▶ **The request**:
Each of the entries should be retyped precisely as it appears.

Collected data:
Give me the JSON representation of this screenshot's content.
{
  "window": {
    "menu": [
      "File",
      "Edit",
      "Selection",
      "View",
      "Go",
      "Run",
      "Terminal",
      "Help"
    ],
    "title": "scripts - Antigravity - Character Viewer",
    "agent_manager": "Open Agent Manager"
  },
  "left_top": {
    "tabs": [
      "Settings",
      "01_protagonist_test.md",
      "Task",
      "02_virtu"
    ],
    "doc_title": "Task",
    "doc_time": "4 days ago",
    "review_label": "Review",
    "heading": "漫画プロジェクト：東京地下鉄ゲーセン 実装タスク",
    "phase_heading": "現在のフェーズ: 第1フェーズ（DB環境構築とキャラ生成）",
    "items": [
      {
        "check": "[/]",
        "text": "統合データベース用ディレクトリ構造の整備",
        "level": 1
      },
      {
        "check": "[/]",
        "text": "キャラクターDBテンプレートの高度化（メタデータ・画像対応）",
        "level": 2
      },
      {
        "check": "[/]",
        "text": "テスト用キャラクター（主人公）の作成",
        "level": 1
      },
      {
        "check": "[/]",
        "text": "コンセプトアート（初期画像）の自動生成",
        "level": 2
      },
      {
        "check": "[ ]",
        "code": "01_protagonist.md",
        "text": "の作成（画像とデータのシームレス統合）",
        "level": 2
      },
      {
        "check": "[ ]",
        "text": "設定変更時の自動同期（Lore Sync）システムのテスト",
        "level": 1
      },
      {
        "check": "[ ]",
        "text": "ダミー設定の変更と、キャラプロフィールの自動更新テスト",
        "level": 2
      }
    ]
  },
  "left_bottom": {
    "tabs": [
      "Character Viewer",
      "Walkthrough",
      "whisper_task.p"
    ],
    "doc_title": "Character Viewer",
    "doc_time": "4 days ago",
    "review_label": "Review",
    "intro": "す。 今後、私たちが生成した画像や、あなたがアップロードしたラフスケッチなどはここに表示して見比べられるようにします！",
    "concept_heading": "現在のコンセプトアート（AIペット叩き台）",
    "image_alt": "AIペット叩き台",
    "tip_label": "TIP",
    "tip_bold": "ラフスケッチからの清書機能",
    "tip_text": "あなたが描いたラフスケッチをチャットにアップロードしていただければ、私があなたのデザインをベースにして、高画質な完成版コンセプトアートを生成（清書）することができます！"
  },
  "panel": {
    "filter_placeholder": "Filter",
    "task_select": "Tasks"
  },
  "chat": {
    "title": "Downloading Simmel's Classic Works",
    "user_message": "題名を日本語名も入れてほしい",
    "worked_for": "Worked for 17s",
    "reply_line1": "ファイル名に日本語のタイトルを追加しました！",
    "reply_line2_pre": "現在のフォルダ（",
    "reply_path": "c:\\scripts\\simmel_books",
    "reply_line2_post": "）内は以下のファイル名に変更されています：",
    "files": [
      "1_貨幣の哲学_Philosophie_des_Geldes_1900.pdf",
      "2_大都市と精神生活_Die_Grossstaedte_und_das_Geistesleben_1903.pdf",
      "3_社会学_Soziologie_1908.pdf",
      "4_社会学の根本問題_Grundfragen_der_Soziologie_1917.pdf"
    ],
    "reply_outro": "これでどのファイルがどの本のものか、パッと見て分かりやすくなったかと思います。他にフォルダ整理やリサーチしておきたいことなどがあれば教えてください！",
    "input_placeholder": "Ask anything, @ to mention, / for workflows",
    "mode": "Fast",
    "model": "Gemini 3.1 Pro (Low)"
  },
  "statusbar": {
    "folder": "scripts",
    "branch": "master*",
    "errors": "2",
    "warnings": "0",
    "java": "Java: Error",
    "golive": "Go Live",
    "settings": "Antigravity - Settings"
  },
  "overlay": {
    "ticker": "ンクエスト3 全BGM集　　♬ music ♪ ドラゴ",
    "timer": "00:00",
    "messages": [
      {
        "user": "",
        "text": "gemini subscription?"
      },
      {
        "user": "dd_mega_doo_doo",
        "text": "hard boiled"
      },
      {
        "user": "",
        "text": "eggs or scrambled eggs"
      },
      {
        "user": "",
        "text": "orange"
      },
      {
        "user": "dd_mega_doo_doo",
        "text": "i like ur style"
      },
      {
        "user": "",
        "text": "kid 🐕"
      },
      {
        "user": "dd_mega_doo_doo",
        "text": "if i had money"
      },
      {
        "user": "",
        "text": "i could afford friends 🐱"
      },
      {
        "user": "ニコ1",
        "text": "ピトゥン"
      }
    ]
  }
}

▶ **Final answer**:
Give me the JSON representation of this screenshot's content.
{
  "window": {
    "menu": [
      "File",
      "Edit",
      "Selection",
      "View",
      "Go",
      "Run",
      "Terminal",
      "Help"
    ],
    "title": "scripts - Antigravity - Character Viewer",
    "agent_manager": "Open Agent Manager"
  },
  "left_top": {
    "tabs": [
      "Settings",
      "01_protagonist_test.md",
      "Task",
      "02_virtu"
    ],
    "doc_title": "Task",
    "doc_time": "4 days ago",
    "review_label": "Review",
    "heading": "漫画プロジェクト：東京地下鉄ゲーセン 実装タスク",
    "phase_heading": "現在のフェーズ: 第1フェーズ（DB環境構築とキャラ生成）",
    "items": [
      {
        "check": "[/]",
        "text": "統合データベース用ディレクトリ構造の整備",
        "level": 1
      },
      {
        "check": "[/]",
        "text": "キャラクターDBテンプレートの高度化（メタデータ・画像対応）",
        "level": 2
      },
      {
        "check": "[/]",
        "text": "テスト用キャラクター（主人公）の作成",
        "level": 1
      },
      {
        "check": "[/]",
        "text": "コンセプトアート（初期画像）の自動生成",
        "level": 2
      },
      {
        "check": "[ ]",
        "code": "01_protagonist.md",
        "text": "の作成（画像とデータのシームレス統合）",
        "level": 2
      },
      {
        "check": "[ ]",
        "text": "設定変更時の自動同期（Lore Sync）システムのテスト",
        "level": 1
      },
      {
        "check": "[ ]",
        "text": "ダミー設定の変更と、キャラプロフィールの自動更新テスト",
        "level": 2
      }
    ]
  },
  "left_bottom": {
    "tabs": [
      "Character Viewer",
      "Walkthrough",
      "whisper_task.p"
    ],
    "doc_title": "Character Viewer",
    "doc_time": "4 days ago",
    "review_label": "Review",
    "intro": "す。 今後、私たちが生成した画像や、あなたがアップロードしたラフスケッチなどはここに表示して見比べられるようにします！",
    "concept_heading": "現在のコンセプトアート（AIペット叩き台）",
    "image_alt": "AIペット叩き台",
    "tip_label": "TIP",
    "tip_bold": "ラフスケッチからの清書機能",
    "tip_text": "あなたが描いたラフスケッチをチャットにアップロードしていただければ、私があなたのデザインをベースにして、高画質な完成版コンセプトアートを生成（清書）することができます！"
  },
  "panel": {
    "filter_placeholder": "Filter",
    "task_select": "Tasks"
  },
  "chat": {
    "title": "Downloading Simmel's Classic Works",
    "user_message": "題名を日本語名も入れてほしい",
    "worked_for": "Worked for 17s",
    "reply_line1": "ファイル名に日本語のタイトルを追加しました！",
    "reply_line2_pre": "現在のフォルダ（",
    "reply_path": "c:\\scripts\\simmel_books",
    "reply_line2_post": "）内は以下のファイル名に変更されています：",
    "files": [
      "1_貨幣の哲学_Philosophie_des_Geldes_1900.pdf",
      "2_大都市と精神生活_Die_Grossstaedte_und_das_Geistesleben_1903.pdf",
      "3_社会学_Soziologie_1908.pdf",
      "4_社会学の根本問題_Grundfragen_der_Soziologie_1917.pdf"
    ],
    "reply_outro": "これでどのファイルがどの本のものか、パッと見て分かりやすくなったかと思います。他にフォルダ整理やリサーチしておきたいことなどがあれば教えてください！",
    "input_placeholder": "Ask anything, @ to mention, / for workflows",
    "mode": "Fast",
    "model": "Gemini 3.1 Pro (Low)"
  },
  "statusbar": {
    "folder": "scripts",
    "branch": "master*",
    "errors": "2",
    "warnings": "0",
    "java": "Java: Error",
    "golive": "Go Live",
    "settings": "Antigravity - Settings"
  },
  "overlay": {
    "ticker": "ンクエスト3 全BGM集　　♬ music ♪ ドラゴ",
    "timer": "00:00",
    "messages": [
      {
        "user": "",
        "text": "gemini subscription?"
      },
      {
        "user": "dd_mega_doo_doo",
        "text": "hard boiled"
      },
      {
        "user": "",
        "text": "eggs or scrambled eggs"
      },
      {
        "user": "",
        "text": "orange"
      },
      {
        "user": "dd_mega_doo_doo",
        "text": "i like ur style"
      },
      {
        "user": "",
        "text": "kid 🐕"
      },
      {
        "user": "dd_mega_doo_doo",
        "text": "if i had money"
      },
      {
        "user": "",
        "text": "i could afford friends 🐱"
      },
      {
        "user": "ニコ1",
        "text": "ピトゥン"
      }
    ]
  }
}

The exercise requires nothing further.